## TO BE DONE
Copy the records verbatim, from their first line through the line containing "county initiatives: • [914,319,918,330]", with both of those lines included.

## TASK DATA

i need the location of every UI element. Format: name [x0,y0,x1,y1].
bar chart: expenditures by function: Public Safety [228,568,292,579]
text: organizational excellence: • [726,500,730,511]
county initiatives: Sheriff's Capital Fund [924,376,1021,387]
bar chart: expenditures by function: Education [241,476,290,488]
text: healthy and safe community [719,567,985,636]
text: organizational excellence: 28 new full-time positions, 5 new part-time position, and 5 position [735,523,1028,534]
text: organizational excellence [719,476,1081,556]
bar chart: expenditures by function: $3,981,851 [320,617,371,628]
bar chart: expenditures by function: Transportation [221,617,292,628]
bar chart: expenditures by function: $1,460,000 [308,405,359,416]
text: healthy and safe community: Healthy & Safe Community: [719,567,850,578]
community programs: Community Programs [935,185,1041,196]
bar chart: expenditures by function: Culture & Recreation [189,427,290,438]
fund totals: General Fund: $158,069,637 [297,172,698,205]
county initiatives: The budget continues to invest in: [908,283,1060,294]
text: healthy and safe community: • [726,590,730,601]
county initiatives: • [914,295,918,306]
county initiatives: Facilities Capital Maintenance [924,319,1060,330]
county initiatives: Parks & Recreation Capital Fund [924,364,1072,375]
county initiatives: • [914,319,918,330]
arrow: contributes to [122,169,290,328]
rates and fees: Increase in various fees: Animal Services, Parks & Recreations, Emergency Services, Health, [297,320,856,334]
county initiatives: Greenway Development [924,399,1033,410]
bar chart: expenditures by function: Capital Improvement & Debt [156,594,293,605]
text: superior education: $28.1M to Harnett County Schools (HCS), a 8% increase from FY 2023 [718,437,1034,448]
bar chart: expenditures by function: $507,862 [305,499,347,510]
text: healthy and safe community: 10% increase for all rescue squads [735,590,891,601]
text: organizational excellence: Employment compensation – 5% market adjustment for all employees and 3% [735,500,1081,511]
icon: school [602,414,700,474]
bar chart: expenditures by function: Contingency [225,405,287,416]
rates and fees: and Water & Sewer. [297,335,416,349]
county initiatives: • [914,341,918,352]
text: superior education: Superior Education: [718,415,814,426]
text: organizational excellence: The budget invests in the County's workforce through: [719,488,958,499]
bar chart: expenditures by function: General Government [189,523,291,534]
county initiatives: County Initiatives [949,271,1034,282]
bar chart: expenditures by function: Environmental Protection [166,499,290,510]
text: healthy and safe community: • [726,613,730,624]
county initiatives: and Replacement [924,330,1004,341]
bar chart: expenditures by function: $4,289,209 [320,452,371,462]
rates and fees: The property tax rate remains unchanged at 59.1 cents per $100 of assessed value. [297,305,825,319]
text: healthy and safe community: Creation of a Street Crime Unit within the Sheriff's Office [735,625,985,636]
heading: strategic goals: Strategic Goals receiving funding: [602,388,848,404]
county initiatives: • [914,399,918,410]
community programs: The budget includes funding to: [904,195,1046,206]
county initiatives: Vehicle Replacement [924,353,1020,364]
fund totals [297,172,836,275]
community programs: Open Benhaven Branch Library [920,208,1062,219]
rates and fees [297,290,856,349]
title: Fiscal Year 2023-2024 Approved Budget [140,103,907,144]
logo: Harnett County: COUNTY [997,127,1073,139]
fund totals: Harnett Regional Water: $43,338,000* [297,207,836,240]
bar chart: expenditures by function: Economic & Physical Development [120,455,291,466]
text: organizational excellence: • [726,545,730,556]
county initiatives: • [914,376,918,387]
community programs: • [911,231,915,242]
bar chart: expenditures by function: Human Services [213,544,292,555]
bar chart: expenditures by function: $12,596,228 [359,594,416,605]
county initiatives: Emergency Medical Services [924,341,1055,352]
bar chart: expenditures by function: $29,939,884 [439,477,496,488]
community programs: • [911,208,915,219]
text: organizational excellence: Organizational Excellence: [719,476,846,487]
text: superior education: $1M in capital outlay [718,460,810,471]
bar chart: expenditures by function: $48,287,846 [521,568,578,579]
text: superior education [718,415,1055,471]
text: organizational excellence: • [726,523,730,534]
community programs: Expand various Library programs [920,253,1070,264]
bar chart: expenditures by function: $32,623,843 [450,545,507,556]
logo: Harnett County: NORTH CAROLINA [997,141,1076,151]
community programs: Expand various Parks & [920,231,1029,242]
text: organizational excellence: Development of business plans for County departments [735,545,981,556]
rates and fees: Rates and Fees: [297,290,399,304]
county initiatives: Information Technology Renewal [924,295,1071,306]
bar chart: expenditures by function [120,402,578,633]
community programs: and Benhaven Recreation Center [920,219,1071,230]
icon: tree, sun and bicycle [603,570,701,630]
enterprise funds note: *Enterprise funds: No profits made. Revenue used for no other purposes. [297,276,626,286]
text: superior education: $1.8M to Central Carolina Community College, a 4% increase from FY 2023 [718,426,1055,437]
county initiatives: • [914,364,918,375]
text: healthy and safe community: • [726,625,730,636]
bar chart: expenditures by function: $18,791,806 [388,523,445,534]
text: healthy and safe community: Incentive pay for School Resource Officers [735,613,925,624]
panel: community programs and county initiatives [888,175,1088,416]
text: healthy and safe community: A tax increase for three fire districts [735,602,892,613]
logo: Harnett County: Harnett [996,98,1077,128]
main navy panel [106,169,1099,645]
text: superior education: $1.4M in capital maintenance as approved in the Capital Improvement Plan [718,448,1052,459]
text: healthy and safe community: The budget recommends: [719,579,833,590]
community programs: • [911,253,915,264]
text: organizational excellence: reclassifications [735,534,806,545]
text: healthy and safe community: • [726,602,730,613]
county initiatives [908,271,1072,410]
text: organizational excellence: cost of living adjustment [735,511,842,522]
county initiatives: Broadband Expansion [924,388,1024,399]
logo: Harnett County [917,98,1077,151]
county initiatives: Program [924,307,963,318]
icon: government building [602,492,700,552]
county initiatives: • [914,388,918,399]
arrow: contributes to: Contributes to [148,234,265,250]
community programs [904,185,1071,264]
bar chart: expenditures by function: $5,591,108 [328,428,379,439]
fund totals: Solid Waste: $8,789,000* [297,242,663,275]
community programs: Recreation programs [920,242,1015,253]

## RESULT OF THIS EXERCISE
i need the location of every UI element. Format: name [x0,y0,x1,y1].
bar chart: expenditures by function: Public Safety [228,568,292,579]
text: organizational excellence: • [726,500,730,511]
county initiatives: Sheriff's Capital Fund [924,376,1021,387]
bar chart: expenditures by function: Education [241,476,290,488]
text: healthy and safe community [719,567,985,636]
text: organizational excellence: 28 new full-time positions, 5 new part-time position, and 5 position [735,523,1028,534]
text: organizational excellence [719,476,1081,556]
bar chart: expenditures by function: $3,981,851 [320,617,371,628]
bar chart: expenditures by function: Transportation [221,617,292,628]
bar chart: expenditures by function: $1,460,000 [308,405,359,416]
text: healthy and safe community: Healthy & Safe Community: [719,567,850,578]
community programs: Community Programs [935,185,1041,196]
bar chart: expenditures by function: Culture & Recreation [189,427,290,438]
fund totals: General Fund: $158,069,637 [297,172,698,205]
county initiatives: The budget continues to invest in: [908,283,1060,294]
text: healthy and safe community: • [726,590,730,601]
county initiatives: • [914,295,918,306]
county initiatives: Facilities Capital Maintenance [924,319,1060,330]
county initiatives: Parks & Recreation Capital Fund [924,364,1072,375]
county initiatives: • [914,319,918,330]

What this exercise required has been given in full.